WHAT THE TASK REQUIRES:
Lines containing the string "yıllık" are to be counted; report the total by itself.

(Data entries)
####

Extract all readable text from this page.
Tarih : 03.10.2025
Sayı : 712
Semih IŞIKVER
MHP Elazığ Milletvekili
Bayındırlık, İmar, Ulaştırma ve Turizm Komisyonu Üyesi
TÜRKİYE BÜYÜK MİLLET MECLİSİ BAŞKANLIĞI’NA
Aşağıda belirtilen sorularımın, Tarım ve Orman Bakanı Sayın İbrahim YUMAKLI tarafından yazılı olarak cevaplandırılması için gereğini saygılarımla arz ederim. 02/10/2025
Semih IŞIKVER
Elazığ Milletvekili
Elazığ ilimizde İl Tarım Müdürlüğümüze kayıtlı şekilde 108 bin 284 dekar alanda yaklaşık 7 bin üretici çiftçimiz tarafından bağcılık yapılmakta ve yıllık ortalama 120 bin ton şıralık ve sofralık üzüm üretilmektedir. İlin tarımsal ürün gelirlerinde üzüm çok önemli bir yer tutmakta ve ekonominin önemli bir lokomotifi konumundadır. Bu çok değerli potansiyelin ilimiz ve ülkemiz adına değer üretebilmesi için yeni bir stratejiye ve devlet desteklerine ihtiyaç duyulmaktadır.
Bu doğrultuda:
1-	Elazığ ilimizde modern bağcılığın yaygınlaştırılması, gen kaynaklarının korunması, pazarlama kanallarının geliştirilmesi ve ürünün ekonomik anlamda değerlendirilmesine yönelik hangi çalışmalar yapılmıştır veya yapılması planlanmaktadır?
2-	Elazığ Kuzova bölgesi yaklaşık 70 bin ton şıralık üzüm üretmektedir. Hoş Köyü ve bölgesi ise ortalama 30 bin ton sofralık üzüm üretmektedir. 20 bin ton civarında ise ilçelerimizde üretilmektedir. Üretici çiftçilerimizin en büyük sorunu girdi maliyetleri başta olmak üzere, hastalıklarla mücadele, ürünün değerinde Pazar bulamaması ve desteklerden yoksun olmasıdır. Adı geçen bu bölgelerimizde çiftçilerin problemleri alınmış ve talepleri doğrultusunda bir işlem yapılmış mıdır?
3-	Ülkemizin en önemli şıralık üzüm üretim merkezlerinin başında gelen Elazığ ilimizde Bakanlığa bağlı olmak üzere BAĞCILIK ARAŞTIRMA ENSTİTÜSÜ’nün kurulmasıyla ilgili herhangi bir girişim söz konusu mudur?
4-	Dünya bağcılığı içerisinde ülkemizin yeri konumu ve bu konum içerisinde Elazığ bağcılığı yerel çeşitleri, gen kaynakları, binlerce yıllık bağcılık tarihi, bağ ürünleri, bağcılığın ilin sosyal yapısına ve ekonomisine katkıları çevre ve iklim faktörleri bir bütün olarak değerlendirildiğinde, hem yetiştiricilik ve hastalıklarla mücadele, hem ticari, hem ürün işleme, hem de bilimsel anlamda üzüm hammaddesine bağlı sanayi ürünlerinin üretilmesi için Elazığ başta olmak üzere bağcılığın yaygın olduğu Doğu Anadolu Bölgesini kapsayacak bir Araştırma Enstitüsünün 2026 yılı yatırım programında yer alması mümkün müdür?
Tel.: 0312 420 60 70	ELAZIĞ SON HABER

####

RESULT FOR THIS EXERCISE:
2